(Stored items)

● ● ● ● ● ● ●

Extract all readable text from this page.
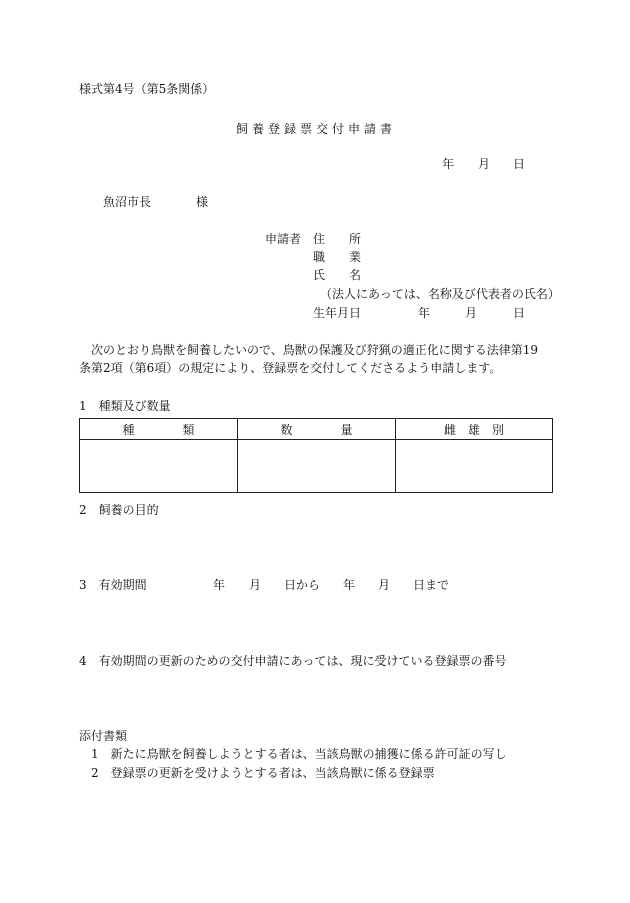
様式第4号（第5条関係）
飼養登録票交付申請書
年 月 日
魚沼市長	様
申請者 住　　所
職　　業
氏　　名
（法人にあっては、名称及び代表者の氏名）
生年月日	年	月	日
次のとおり鳥獣を飼養したいので、鳥獣の保護及び狩猟の適正化に関する法律第19
条第2項（第6項）の規定により、登録票を交付してくださるよう申請します。
1　種類及び数量
種　　　　類	数　　　　量	雌　雄　別

2　飼養の目的
3　有効期間	年 月 日から 年 月 日まで
4　有効期間の更新のための交付申請にあっては、現に受けている登録票の番号
添付書類
1　新たに鳥獣を飼養しようとする者は、当該鳥獣の捕獲に係る許可証の写し
2　登録票の更新を受けようとする者は、当該鳥獣に係る登録票
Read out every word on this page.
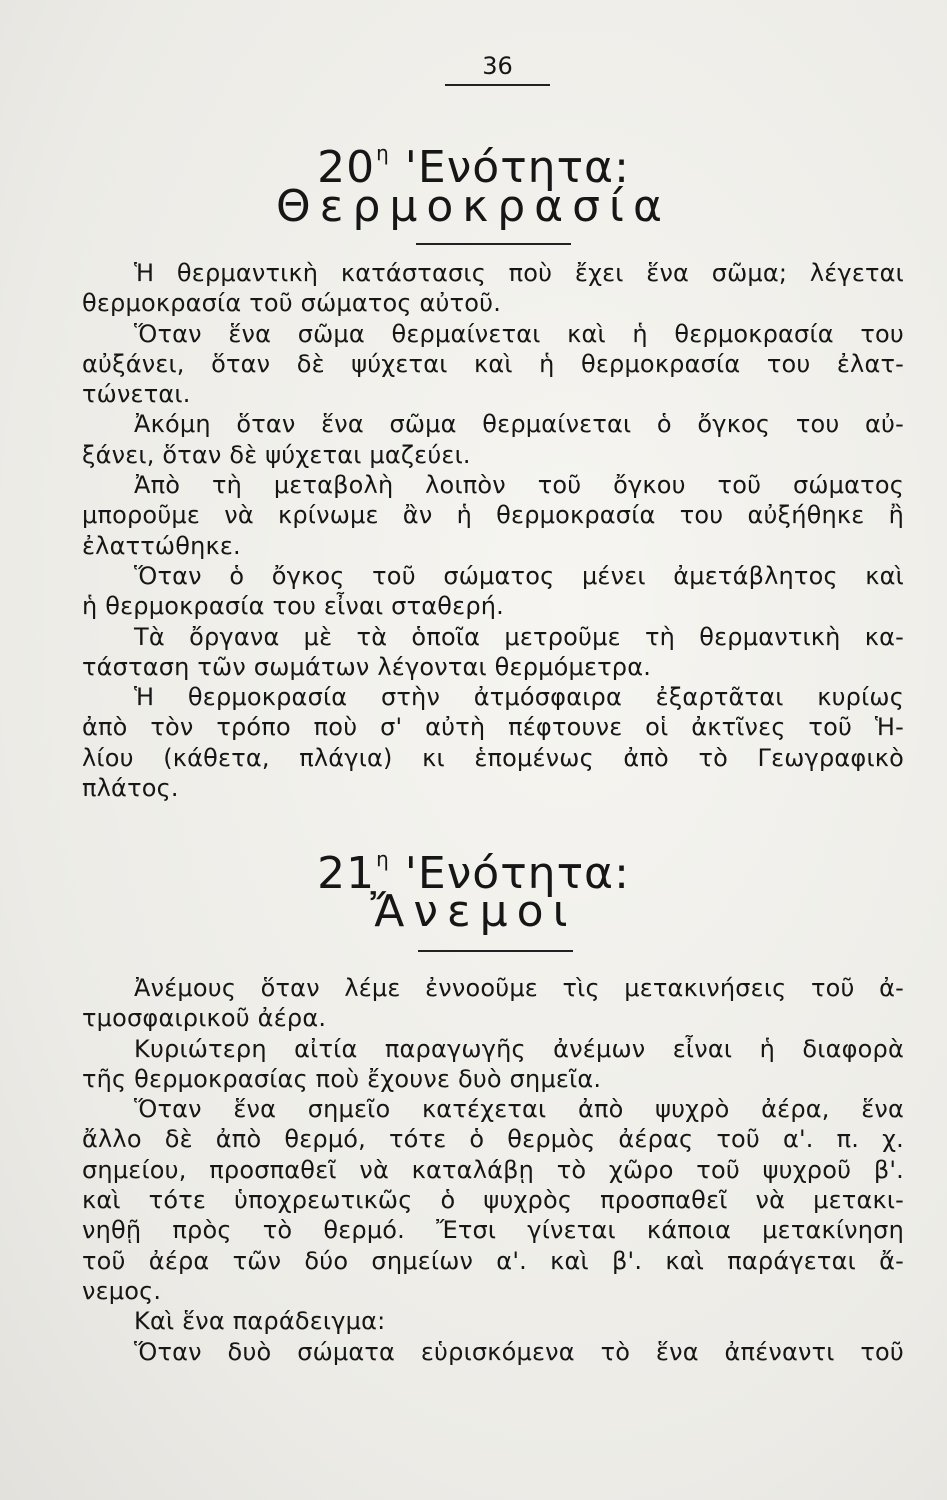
36
$20^\eta$ 'Ενότητα:
Θερμοκρασία
Ἡ θερμαντικὴ κατάστασις ποὺ ἔχει ἕνα σῶμα; λέγεται
θερμοκρασία τοῦ σώματος αὐτοῦ.
Ὅταν ἕνα σῶμα θερμαίνεται καὶ ἡ θερμοκρασία του
αὐξάνει, ὅταν δὲ ψύχεται καὶ ἡ θερμοκρασία του ἐλατ-
τώνεται.
Ἀκόμη ὅταν ἕνα σῶμα θερμαίνεται ὁ ὄγκος του αὐ-
ξάνει, ὅταν δὲ ψύχεται μαζεύει.
Ἀπὸ τὴ μεταβολὴ λοιπὸν τοῦ ὄγκου τοῦ σώματος
μποροῦμε νὰ κρίνωμε ἂν ἡ θερμοκρασία του αὐξήθηκε ἢ
ἐλαττώθηκε.
Ὅταν ὁ ὄγκος τοῦ σώματος μένει ἀμετάβλητος καὶ
ἡ θερμοκρασία του εἶναι σταθερή.
Τὰ ὄργανα μὲ τὰ ὁποῖα μετροῦμε τὴ θερμαντικὴ κα-
τάσταση τῶν σωμάτων λέγονται θερμόμετρα.
Ἡ θερμοκρασία στὴν ἀτμόσφαιρα ἐξαρτᾶται κυρίως
ἀπὸ τὸν τρόπο ποὺ σ' αὐτὴ πέφτουνε οἱ ἀκτῖνες τοῦ Ἡ-
λίου (κάθετα, πλάγια) κι ἑπομένως ἀπὸ τὸ Γεωγραφικὸ
πλάτος.
$21^\eta$ 'Ενότητα:
Ἄνεμοι
Ἀνέμους ὅταν λέμε ἐννοοῦμε τὶς μετακινήσεις τοῦ ἀ-
τμοσφαιρικοῦ ἀέρα.
Κυριώτερη αἰτία παραγωγῆς ἀνέμων εἶναι ἡ διαφορὰ
τῆς θερμοκρασίας ποὺ ἔχουνε δυὸ σημεῖα.
Ὅταν ἕνα σημεῖο κατέχεται ἀπὸ ψυχρὸ ἀέρα, ἕνα
ἄλλο δὲ ἀπὸ θερμό, τότε ὁ θερμὸς ἀέρας τοῦ α'. π. χ.
σημείου, προσπαθεῖ νὰ καταλάβῃ τὸ χῶρο τοῦ ψυχροῦ β'.
καὶ τότε ὑποχρεωτικῶς ὁ ψυχρὸς προσπαθεῖ νὰ μετακι-
νηθῇ πρὸς τὸ θερμό. Ἔτσι γίνεται κάποια μετακίνηση
τοῦ ἀέρα τῶν δύο σημείων α'. καὶ β'. καὶ παράγεται ἄ-
νεμος.
Καὶ ἕνα παράδειγμα:
Ὅταν δυὸ σώματα εὑρισκόμενα τὸ ἕνα ἀπέναντι τοῦ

● ● ● ● ● ● ●

Reproduce every line precisely as given, omitting all pictures.

Extract all readable text from this page.
様式第4号（第5条関係）
飼養登録票交付申請書
年 月 日
魚沼市長	様
申請者 住　　所
職　　業
氏　　名
（法人にあっては、名称及び代表者の氏名）
生年月日	年	月	日
次のとおり鳥獣を飼養したいので、鳥獣の保護及び狩猟の適正化に関する法律第19
条第2項（第6項）の規定により、登録票を交付してくださるよう申請します。
1　種類及び数量
種　　　　類	数　　　　量	雌　雄　別

2　飼養の目的
3　有効期間	年 月 日から 年 月 日まで
4　有効期間の更新のための交付申請にあっては、現に受けている登録票の番号
添付書類
1　新たに鳥獣を飼養しようとする者は、当該鳥獣の捕獲に係る許可証の写し
2　登録票の更新を受けようとする者は、当該鳥獣に係る登録票
Read out every word on this page.
36
$20^\eta$ 'Ενότητα:
Θερμοκρασία
Ἡ θερμαντικὴ κατάστασις ποὺ ἔχει ἕνα σῶμα; λέγεται
θερμοκρασία τοῦ σώματος αὐτοῦ.
Ὅταν ἕνα σῶμα θερμαίνεται καὶ ἡ θερμοκρασία του
αὐξάνει, ὅταν δὲ ψύχεται καὶ ἡ θερμοκρασία του ἐλατ-
τώνεται.
Ἀκόμη ὅταν ἕνα σῶμα θερμαίνεται ὁ ὄγκος του αὐ-
ξάνει, ὅταν δὲ ψύχεται μαζεύει.
Ἀπὸ τὴ μεταβολὴ λοιπὸν τοῦ ὄγκου τοῦ σώματος
μποροῦμε νὰ κρίνωμε ἂν ἡ θερμοκρασία του αὐξήθηκε ἢ
ἐλαττώθηκε.
Ὅταν ὁ ὄγκος τοῦ σώματος μένει ἀμετάβλητος καὶ
ἡ θερμοκρασία του εἶναι σταθερή.
Τὰ ὄργανα μὲ τὰ ὁποῖα μετροῦμε τὴ θερμαντικὴ κα-
τάσταση τῶν σωμάτων λέγονται θερμόμετρα.
Ἡ θερμοκρασία στὴν ἀτμόσφαιρα ἐξαρτᾶται κυρίως
ἀπὸ τὸν τρόπο ποὺ σ' αὐτὴ πέφτουνε οἱ ἀκτῖνες τοῦ Ἡ-
λίου (κάθετα, πλάγια) κι ἑπομένως ἀπὸ τὸ Γεωγραφικὸ
πλάτος.
$21^\eta$ 'Ενότητα:
Ἄνεμοι
Ἀνέμους ὅταν λέμε ἐννοοῦμε τὶς μετακινήσεις τοῦ ἀ-
τμοσφαιρικοῦ ἀέρα.
Κυριώτερη αἰτία παραγωγῆς ἀνέμων εἶναι ἡ διαφορὰ
τῆς θερμοκρασίας ποὺ ἔχουνε δυὸ σημεῖα.
Ὅταν ἕνα σημεῖο κατέχεται ἀπὸ ψυχρὸ ἀέρα, ἕνα
ἄλλο δὲ ἀπὸ θερμό, τότε ὁ θερμὸς ἀέρας τοῦ α'. π. χ.
σημείου, προσπαθεῖ νὰ καταλάβῃ τὸ χῶρο τοῦ ψυχροῦ β'.
καὶ τότε ὑποχρεωτικῶς ὁ ψυχρὸς προσπαθεῖ νὰ μετακι-
νηθῇ πρὸς τὸ θερμό. Ἔτσι γίνεται κάποια μετακίνηση
τοῦ ἀέρα τῶν δύο σημείων α'. καὶ β'. καὶ παράγεται ἄ-
νεμος.
Καὶ ἕνα παράδειγμα:
Ὅταν δυὸ σώματα εὑρισκόμενα τὸ ἕνα ἀπέναντι τοῦ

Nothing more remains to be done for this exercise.